____ Material for this exercise
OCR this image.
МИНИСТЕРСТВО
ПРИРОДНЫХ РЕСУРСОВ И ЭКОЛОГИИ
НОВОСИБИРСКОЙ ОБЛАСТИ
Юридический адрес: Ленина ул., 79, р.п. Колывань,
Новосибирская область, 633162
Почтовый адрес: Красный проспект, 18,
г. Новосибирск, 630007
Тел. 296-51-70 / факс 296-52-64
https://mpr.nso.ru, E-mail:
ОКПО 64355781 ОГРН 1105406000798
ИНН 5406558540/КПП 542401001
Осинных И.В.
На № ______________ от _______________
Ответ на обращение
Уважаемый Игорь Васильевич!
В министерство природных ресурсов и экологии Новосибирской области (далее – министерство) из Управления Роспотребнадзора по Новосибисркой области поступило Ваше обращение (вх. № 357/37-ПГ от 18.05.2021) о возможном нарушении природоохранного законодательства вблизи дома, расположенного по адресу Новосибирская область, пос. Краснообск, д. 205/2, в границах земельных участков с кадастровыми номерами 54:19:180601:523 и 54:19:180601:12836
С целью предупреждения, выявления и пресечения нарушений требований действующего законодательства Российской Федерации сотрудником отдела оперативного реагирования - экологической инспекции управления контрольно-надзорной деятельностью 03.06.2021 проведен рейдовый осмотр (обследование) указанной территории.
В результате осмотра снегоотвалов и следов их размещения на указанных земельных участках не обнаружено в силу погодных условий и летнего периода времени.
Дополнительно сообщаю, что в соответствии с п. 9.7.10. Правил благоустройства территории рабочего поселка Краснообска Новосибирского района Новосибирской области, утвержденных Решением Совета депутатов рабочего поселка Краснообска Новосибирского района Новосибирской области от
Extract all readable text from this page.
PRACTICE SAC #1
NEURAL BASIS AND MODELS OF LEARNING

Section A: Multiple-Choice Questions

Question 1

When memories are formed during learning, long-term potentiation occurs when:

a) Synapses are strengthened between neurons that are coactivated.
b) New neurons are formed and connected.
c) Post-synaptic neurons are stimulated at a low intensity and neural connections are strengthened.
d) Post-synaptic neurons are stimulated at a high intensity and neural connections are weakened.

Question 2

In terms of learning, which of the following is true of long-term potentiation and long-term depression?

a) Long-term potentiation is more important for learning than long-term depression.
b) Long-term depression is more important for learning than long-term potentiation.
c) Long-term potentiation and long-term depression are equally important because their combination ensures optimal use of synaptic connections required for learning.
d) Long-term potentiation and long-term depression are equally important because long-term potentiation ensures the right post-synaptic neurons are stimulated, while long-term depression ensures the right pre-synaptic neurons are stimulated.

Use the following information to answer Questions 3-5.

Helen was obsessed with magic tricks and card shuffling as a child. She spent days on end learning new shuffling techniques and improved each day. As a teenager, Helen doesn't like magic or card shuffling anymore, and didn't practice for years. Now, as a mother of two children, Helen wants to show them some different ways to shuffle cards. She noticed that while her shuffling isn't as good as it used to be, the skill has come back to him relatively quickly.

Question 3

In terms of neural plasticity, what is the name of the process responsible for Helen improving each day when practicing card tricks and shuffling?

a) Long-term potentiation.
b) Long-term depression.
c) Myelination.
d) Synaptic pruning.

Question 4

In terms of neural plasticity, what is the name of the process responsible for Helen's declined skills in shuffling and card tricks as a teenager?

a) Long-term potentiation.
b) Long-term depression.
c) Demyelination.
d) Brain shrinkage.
________
## Task requirements
Extract every line above exactly as it stands.

## Exercise output
OCR this image.
МИНИСТЕРСТВО
ПРИРОДНЫХ РЕСУРСОВ И ЭКОЛОГИИ
НОВОСИБИРСКОЙ ОБЛАСТИ
Юридический адрес: Ленина ул., 79, р.п. Колывань,
Новосибирская область, 633162
Почтовый адрес: Красный проспект, 18,
г. Новосибирск, 630007
Тел. 296-51-70 / факс 296-52-64
https://mpr.nso.ru, E-mail:
ОКПО 64355781 ОГРН 1105406000798
ИНН 5406558540/КПП 542401001
Осинных И.В.
На № ______________ от _______________
Ответ на обращение
Уважаемый Игорь Васильевич!
В министерство природных ресурсов и экологии Новосибирской области (далее – министерство) из Управления Роспотребнадзора по Новосибисркой области поступило Ваше обращение (вх. № 357/37-ПГ от 18.05.2021) о возможном нарушении природоохранного законодательства вблизи дома, расположенного по адресу Новосибирская область, пос. Краснообск, д. 205/2, в границах земельных участков с кадастровыми номерами 54:19:180601:523 и 54:19:180601:12836
С целью предупреждения, выявления и пресечения нарушений требований действующего законодательства Российской Федерации сотрудником отдела оперативного реагирования - экологической инспекции управления контрольно-надзорной деятельностью 03.06.2021 проведен рейдовый осмотр (обследование) указанной территории.
В результате осмотра снегоотвалов и следов их размещения на указанных земельных участках не обнаружено в силу погодных условий и летнего периода времени.
Дополнительно сообщаю, что в соответствии с п. 9.7.10. Правил благоустройства территории рабочего поселка Краснообска Новосибирского района Новосибирской области, утвержденных Решением Совета депутатов рабочего поселка Краснообска Новосибирского района Новосибирской области от
Extract all readable text from this page.
PRACTICE SAC #1
NEURAL BASIS AND MODELS OF LEARNING

Section A: Multiple-Choice Questions

Question 1

When memories are formed during learning, long-term potentiation occurs when:

a) Synapses are strengthened between neurons that are coactivated.
b) New neurons are formed and connected.
c) Post-synaptic neurons are stimulated at a low intensity and neural connections are strengthened.
d) Post-synaptic neurons are stimulated at a high intensity and neural connections are weakened.

Question 2

In terms of learning, which of the following is true of long-term potentiation and long-term depression?

a) Long-term potentiation is more important for learning than long-term depression.
b) Long-term depression is more important for learning than long-term potentiation.
c) Long-term potentiation and long-term depression are equally important because their combination ensures optimal use of synaptic connections required for learning.
d) Long-term potentiation and long-term depression are equally important because long-term potentiation ensures the right post-synaptic neurons are stimulated, while long-term depression ensures the right pre-synaptic neurons are stimulated.

Use the following information to answer Questions 3-5.

Helen was obsessed with magic tricks and card shuffling as a child. She spent days on end learning new shuffling techniques and improved each day. As a teenager, Helen doesn't like magic or card shuffling anymore, and didn't practice for years. Now, as a mother of two children, Helen wants to show them some different ways to shuffle cards. She noticed that while her shuffling isn't as good as it used to be, the skill has come back to him relatively quickly.

Question 3

In terms of neural plasticity, what is the name of the process responsible for Helen improving each day when practicing card tricks and shuffling?

a) Long-term potentiation.
b) Long-term depression.
c) Myelination.
d) Synaptic pruning.

Question 4

In terms of neural plasticity, what is the name of the process responsible for Helen's declined skills in shuffling and card tricks as a teenager?

a) Long-term potentiation.
b) Long-term depression.
c) Demyelination.
d) Brain shrinkage.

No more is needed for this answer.